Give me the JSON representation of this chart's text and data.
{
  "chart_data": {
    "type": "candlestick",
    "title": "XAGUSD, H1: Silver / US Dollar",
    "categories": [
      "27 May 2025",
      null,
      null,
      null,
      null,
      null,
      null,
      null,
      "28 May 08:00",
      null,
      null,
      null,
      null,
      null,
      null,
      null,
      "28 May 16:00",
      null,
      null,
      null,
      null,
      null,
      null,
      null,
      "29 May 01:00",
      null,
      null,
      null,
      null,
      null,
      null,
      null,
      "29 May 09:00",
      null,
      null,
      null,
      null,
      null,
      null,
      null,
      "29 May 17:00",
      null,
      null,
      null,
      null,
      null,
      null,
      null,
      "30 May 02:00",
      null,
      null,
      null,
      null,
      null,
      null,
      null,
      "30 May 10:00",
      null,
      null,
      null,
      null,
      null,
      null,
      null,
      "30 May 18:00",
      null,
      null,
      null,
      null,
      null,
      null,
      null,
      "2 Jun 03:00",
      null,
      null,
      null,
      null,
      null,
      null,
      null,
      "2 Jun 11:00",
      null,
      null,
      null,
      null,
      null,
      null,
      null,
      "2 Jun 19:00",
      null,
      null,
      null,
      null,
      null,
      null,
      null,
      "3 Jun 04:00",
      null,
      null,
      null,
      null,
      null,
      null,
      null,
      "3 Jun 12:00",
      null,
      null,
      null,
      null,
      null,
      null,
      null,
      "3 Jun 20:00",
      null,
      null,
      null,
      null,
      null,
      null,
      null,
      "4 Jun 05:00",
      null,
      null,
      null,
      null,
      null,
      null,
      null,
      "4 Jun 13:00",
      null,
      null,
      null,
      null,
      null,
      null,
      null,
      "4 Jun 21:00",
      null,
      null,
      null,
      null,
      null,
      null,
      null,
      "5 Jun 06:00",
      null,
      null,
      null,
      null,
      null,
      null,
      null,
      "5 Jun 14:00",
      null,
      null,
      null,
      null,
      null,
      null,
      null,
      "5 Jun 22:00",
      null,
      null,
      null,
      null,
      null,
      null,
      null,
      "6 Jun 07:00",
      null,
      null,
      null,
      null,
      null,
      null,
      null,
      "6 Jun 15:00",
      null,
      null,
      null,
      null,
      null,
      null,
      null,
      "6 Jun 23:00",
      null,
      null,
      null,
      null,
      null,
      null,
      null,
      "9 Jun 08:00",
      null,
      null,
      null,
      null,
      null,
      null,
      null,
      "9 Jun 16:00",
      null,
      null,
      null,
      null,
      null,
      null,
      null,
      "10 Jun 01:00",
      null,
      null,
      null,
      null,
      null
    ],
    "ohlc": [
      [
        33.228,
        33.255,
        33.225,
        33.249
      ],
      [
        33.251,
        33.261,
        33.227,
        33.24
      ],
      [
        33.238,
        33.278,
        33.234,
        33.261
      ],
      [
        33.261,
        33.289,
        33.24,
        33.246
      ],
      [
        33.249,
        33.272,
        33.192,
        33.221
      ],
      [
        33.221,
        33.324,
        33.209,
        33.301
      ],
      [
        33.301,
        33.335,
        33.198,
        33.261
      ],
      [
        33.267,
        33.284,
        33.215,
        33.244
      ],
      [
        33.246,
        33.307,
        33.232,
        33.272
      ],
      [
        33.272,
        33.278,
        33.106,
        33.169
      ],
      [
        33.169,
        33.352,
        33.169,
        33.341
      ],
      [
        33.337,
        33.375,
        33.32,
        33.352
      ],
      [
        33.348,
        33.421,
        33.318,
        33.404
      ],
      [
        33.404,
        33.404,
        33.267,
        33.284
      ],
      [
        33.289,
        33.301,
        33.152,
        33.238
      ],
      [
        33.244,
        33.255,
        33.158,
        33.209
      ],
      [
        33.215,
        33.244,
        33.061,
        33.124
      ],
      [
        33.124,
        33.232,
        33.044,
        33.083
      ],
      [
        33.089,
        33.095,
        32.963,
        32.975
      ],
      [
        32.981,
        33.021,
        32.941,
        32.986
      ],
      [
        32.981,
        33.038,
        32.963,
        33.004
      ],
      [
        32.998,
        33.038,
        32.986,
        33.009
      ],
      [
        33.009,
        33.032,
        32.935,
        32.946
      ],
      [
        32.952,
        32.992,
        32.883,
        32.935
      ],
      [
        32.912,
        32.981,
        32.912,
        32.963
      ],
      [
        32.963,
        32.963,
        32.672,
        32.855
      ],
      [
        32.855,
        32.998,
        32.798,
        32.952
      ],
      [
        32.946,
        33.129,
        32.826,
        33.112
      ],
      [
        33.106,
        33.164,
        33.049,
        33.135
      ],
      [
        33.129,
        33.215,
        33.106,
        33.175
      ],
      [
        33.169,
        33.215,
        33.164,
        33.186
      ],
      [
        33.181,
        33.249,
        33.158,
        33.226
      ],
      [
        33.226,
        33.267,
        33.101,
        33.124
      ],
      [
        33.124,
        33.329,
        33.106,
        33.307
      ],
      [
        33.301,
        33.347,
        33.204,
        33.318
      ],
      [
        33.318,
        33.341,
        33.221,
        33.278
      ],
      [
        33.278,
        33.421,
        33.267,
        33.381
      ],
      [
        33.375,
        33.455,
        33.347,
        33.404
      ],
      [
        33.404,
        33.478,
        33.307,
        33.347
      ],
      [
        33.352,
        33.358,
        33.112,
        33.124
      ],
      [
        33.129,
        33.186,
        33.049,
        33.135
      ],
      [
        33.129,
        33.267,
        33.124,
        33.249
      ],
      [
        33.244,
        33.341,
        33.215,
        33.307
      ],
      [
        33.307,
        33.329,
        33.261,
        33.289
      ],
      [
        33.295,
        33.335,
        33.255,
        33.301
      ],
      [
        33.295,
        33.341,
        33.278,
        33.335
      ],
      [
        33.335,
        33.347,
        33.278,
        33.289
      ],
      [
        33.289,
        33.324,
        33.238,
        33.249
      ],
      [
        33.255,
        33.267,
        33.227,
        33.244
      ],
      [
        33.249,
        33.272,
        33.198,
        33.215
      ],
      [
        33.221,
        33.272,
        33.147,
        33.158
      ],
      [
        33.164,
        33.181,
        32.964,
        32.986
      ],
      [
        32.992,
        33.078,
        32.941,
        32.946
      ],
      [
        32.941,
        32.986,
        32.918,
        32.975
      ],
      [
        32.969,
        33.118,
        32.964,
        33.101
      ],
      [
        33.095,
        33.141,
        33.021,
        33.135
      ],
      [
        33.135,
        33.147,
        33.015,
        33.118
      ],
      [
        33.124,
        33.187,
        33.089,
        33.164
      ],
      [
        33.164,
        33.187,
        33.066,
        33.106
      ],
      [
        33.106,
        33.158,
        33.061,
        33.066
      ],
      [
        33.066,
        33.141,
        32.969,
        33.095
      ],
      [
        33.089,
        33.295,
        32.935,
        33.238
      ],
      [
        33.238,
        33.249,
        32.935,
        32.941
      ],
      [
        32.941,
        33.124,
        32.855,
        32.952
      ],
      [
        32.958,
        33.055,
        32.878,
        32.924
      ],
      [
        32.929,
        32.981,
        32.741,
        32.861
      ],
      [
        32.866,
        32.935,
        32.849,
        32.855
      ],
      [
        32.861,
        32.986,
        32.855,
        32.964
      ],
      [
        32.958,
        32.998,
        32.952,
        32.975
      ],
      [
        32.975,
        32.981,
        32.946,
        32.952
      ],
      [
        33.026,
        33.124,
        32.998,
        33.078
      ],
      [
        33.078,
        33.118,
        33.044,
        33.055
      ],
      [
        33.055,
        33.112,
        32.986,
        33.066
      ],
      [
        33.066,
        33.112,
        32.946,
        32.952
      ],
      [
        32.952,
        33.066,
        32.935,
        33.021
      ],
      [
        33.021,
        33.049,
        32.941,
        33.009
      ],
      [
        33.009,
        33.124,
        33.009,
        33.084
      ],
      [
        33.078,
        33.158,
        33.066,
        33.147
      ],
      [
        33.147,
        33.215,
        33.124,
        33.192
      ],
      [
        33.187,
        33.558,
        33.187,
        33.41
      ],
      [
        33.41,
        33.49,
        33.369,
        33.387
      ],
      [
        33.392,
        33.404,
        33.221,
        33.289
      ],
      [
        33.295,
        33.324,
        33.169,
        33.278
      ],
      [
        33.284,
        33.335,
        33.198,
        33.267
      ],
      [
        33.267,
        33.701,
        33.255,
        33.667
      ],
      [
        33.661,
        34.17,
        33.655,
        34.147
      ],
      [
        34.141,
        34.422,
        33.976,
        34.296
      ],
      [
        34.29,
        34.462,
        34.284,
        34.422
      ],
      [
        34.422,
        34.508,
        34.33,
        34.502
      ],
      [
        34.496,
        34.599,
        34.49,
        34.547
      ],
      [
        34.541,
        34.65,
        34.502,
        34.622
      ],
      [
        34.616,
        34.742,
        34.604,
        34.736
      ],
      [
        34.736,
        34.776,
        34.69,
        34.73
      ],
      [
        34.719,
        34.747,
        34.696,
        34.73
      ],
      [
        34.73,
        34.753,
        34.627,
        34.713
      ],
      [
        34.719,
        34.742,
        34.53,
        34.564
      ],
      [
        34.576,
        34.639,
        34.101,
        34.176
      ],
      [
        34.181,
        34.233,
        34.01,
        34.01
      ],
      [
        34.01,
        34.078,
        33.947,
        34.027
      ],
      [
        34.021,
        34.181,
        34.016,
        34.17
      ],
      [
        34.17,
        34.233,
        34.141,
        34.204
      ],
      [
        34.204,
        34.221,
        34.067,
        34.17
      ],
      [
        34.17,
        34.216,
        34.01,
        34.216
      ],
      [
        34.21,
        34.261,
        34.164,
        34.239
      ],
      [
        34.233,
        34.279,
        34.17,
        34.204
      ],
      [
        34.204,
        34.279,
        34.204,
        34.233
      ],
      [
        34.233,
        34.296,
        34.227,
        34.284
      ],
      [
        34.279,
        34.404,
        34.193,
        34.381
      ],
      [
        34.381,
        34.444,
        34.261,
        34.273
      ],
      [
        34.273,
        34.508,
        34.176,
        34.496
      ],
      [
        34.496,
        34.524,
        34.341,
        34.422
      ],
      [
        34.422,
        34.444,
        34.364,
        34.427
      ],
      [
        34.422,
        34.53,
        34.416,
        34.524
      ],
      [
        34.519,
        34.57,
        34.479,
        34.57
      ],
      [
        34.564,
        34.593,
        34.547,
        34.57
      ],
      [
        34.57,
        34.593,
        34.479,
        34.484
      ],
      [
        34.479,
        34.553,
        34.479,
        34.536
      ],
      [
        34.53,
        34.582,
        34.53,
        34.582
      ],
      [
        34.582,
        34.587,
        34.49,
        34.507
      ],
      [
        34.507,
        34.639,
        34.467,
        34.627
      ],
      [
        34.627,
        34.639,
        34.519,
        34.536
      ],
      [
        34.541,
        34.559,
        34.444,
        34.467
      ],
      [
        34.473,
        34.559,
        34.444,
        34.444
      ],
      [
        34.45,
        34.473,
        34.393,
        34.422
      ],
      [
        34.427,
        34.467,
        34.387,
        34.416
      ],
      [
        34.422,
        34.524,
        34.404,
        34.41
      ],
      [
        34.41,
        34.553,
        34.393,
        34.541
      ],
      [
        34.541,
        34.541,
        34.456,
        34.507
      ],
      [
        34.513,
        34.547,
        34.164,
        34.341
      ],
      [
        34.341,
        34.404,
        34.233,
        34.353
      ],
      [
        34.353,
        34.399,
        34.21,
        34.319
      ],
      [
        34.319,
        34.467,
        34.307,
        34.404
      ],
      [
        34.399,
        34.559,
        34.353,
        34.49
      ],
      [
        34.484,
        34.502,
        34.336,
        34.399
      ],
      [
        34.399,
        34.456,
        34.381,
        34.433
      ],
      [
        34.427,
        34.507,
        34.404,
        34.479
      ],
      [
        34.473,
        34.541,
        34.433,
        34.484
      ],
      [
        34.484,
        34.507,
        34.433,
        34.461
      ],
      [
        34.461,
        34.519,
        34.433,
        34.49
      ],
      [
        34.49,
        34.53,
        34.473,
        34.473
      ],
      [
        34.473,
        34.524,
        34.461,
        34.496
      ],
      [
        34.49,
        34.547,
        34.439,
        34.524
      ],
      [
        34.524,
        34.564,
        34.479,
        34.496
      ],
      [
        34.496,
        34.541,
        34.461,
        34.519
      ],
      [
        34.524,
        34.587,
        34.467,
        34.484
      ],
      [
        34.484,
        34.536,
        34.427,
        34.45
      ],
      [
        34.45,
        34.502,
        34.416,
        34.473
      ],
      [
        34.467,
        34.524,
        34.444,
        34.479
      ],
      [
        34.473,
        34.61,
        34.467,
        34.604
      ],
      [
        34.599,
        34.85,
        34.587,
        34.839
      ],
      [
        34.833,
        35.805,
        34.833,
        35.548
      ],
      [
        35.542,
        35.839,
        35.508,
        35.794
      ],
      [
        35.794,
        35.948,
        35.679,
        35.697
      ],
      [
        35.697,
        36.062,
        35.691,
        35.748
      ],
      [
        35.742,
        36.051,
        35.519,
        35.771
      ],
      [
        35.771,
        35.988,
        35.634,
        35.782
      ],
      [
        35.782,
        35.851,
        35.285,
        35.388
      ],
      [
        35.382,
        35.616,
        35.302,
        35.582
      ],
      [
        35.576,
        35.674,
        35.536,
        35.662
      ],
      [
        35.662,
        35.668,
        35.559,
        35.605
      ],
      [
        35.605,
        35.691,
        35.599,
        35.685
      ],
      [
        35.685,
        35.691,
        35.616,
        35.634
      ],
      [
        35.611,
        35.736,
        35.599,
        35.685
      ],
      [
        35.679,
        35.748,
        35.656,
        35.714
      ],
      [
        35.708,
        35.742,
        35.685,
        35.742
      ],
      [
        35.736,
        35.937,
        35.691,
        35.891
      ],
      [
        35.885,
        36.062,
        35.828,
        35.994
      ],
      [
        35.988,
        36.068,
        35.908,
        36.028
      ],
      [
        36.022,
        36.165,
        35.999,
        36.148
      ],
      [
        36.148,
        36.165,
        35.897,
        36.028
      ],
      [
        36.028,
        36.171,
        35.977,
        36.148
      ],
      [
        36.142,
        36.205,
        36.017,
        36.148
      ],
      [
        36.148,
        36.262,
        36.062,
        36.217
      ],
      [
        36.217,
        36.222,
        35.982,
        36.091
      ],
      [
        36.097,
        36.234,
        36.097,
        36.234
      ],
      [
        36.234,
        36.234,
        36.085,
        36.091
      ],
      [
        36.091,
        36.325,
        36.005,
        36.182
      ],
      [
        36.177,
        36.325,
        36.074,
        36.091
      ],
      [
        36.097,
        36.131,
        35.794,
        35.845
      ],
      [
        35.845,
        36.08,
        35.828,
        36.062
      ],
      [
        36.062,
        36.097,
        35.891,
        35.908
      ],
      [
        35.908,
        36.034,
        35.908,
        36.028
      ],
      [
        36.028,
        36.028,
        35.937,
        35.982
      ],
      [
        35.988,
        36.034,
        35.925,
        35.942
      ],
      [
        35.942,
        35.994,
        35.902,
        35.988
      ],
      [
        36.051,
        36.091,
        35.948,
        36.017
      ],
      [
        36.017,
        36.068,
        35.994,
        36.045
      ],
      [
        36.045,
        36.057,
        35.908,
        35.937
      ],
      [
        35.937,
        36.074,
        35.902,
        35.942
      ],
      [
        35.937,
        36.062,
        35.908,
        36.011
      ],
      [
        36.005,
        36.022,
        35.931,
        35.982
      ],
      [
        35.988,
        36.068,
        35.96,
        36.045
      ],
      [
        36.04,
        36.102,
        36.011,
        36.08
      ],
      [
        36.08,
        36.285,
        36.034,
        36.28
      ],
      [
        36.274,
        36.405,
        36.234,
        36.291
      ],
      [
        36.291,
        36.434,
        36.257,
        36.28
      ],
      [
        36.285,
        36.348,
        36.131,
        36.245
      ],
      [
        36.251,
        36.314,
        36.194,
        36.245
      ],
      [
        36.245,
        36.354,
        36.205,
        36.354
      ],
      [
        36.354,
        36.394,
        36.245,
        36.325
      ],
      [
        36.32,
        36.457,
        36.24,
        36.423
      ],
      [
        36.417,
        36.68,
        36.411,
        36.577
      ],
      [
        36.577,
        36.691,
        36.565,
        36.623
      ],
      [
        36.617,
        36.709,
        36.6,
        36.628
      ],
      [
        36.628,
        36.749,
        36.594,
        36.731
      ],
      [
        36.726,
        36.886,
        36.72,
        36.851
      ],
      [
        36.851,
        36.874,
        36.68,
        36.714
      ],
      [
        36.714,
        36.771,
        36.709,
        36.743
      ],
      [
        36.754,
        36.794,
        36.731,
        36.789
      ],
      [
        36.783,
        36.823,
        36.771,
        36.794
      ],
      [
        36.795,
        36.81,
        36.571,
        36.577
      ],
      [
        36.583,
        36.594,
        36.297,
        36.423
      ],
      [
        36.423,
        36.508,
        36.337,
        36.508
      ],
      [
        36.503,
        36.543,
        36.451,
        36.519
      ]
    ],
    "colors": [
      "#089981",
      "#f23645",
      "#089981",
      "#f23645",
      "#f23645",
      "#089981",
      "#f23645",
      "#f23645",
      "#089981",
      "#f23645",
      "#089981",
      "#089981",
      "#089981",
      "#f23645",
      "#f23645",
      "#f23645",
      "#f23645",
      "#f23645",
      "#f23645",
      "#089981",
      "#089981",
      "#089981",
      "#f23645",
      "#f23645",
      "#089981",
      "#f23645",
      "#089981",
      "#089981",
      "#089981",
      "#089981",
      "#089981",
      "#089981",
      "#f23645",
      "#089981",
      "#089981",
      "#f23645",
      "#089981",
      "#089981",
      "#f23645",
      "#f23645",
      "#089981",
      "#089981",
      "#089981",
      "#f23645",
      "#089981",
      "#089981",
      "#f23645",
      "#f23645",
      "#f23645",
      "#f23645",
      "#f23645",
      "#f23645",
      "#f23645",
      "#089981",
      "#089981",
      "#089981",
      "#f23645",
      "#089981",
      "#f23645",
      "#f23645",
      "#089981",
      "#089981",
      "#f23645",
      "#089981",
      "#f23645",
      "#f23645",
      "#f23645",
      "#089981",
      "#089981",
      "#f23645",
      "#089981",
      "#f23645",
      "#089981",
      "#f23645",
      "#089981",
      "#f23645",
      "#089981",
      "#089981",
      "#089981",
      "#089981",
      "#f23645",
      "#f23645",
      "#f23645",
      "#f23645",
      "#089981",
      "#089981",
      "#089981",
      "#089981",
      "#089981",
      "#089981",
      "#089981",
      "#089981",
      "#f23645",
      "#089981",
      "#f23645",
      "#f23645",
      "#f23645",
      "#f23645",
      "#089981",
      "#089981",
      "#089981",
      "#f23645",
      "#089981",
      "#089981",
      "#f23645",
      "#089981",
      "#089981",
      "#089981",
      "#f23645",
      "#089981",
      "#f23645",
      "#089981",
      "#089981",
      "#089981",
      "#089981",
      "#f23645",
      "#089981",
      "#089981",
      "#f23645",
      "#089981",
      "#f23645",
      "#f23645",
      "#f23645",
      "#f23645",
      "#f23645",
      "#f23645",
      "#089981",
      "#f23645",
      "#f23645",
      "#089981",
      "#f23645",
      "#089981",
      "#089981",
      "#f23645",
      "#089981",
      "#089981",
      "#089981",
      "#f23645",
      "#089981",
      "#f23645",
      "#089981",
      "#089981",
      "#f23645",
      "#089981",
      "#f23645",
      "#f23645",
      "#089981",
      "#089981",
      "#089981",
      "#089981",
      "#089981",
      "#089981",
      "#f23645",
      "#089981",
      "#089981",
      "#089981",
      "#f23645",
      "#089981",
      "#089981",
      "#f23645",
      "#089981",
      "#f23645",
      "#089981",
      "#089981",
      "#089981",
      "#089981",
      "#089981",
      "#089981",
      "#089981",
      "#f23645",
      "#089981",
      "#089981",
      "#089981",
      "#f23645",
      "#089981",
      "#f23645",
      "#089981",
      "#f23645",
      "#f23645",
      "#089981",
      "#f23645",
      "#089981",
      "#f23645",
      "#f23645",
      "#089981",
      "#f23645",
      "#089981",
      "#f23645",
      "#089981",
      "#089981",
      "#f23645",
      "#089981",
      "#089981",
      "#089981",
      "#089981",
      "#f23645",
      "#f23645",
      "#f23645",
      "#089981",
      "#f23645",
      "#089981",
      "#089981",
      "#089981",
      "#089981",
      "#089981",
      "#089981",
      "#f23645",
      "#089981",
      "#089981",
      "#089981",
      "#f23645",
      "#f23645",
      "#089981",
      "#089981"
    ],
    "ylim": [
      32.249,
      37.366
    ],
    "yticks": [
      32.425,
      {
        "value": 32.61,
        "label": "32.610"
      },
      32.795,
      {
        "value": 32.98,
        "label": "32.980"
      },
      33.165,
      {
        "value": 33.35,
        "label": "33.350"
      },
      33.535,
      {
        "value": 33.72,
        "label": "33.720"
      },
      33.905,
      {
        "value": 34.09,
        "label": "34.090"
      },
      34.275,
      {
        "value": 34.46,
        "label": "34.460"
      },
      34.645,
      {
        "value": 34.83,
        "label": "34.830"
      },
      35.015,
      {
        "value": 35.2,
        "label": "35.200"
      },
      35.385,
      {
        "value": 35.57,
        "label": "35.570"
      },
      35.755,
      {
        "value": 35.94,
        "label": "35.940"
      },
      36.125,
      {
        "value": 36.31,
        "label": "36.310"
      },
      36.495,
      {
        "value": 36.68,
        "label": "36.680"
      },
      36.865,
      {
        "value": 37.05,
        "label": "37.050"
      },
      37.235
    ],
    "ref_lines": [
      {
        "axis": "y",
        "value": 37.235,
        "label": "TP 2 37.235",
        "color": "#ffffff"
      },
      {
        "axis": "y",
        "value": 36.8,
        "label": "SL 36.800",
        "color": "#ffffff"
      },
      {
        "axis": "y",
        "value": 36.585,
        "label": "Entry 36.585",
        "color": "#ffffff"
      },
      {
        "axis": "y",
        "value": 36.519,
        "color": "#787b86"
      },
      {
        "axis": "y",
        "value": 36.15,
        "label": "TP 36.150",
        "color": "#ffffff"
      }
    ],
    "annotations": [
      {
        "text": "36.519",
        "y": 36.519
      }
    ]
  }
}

■ ■ ■ ■ ■ ■ ■

__Stated exercise__: Check every line in the material above for the string "text", then give only the number of lines that have it.

__Result below__: 2